Prompt: Exactly reproduce all the records, keeping pictures out of the copy.

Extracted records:
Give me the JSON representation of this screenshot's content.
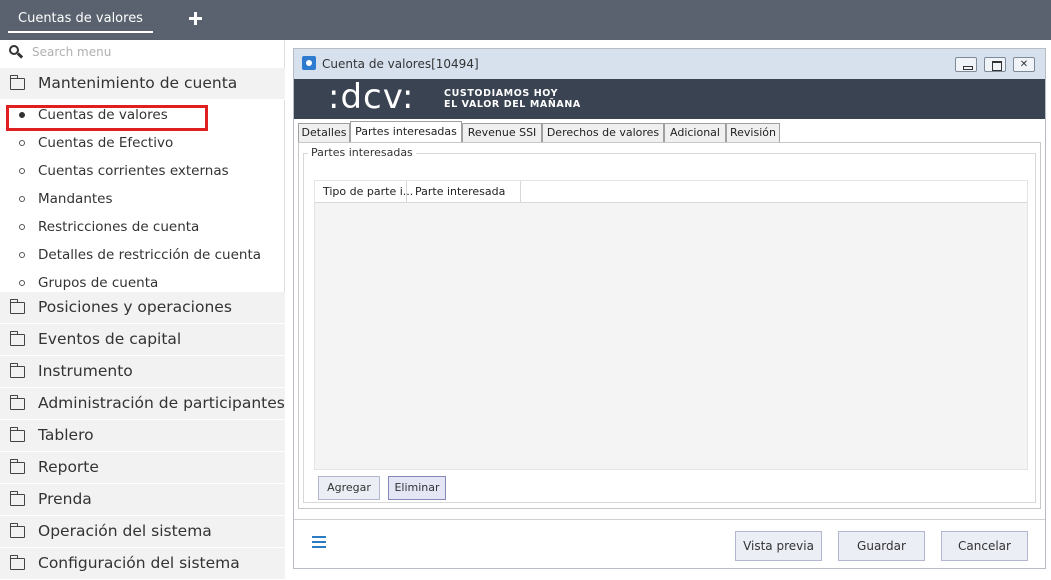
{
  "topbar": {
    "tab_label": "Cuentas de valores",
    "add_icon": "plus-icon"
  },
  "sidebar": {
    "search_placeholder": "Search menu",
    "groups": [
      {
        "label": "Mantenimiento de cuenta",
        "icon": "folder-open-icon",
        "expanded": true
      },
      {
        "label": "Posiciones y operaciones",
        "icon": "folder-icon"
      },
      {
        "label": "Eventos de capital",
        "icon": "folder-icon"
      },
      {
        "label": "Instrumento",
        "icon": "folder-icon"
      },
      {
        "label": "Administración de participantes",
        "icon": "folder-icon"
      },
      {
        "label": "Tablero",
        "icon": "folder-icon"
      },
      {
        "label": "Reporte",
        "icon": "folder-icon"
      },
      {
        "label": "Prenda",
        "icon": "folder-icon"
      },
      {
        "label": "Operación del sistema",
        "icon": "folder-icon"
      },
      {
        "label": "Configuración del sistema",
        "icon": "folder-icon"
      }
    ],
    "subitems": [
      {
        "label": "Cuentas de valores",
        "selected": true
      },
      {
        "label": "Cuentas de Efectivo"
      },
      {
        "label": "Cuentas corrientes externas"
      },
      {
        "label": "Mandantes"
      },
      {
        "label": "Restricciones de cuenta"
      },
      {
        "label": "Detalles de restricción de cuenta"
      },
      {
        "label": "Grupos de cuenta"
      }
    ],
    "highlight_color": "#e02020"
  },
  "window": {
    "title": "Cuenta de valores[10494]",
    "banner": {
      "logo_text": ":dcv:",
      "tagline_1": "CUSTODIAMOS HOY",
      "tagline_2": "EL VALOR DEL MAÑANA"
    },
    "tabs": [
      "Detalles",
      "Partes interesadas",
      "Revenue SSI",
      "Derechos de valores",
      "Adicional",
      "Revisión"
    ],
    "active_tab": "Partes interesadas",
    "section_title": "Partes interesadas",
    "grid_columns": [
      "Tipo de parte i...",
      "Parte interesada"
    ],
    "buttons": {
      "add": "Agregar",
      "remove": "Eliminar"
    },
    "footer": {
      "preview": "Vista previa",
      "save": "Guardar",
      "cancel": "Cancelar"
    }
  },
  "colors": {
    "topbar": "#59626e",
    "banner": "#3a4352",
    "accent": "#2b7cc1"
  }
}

Exercise response:
Give me the JSON representation of this screenshot's content.
{
  "topbar": {
    "tab_label": "Cuentas de valores",
    "add_icon": "plus-icon"
  },
  "sidebar": {
    "search_placeholder": "Search menu",
    "groups": [
      {
        "label": "Mantenimiento de cuenta",
        "icon": "folder-open-icon",
        "expanded": true
      },
      {
        "label": "Posiciones y operaciones",
        "icon": "folder-icon"
      },
      {
        "label": "Eventos de capital",
        "icon": "folder-icon"
      },
      {
        "label": "Instrumento",
        "icon": "folder-icon"
      },
      {
        "label": "Administración de participantes",
        "icon": "folder-icon"
      },
      {
        "label": "Tablero",
        "icon": "folder-icon"
      },
      {
        "label": "Reporte",
        "icon": "folder-icon"
      },
      {
        "label": "Prenda",
        "icon": "folder-icon"
      },
      {
        "label": "Operación del sistema",
        "icon": "folder-icon"
      },
      {
        "label": "Configuración del sistema",
        "icon": "folder-icon"
      }
    ],
    "subitems": [
      {
        "label": "Cuentas de valores",
        "selected": true
      },
      {
        "label": "Cuentas de Efectivo"
      },
      {
        "label": "Cuentas corrientes externas"
      },
      {
        "label": "Mandantes"
      },
      {
        "label": "Restricciones de cuenta"
      },
      {
        "label": "Detalles de restricción de cuenta"
      },
      {
        "label": "Grupos de cuenta"
      }
    ],
    "highlight_color": "#e02020"
  },
  "window": {
    "title": "Cuenta de valores[10494]",
    "banner": {
      "logo_text": ":dcv:",
      "tagline_1": "CUSTODIAMOS HOY",
      "tagline_2": "EL VALOR DEL MAÑANA"
    },
    "tabs": [
      "Detalles",
      "Partes interesadas",
      "Revenue SSI",
      "Derechos de valores",
      "Adicional",
      "Revisión"
    ],
    "active_tab": "Partes interesadas",
    "section_title": "Partes interesadas",
    "grid_columns": [
      "Tipo de parte i...",
      "Parte interesada"
    ],
    "buttons": {
      "add": "Agregar",
      "remove": "Eliminar"
    },
    "footer": {
      "preview": "Vista previa",
      "save": "Guardar",
      "cancel": "Cancelar"
    }
  },
  "colors": {
    "topbar": "#59626e",
    "banner": "#3a4352",
    "accent": "#2b7cc1"
  }
}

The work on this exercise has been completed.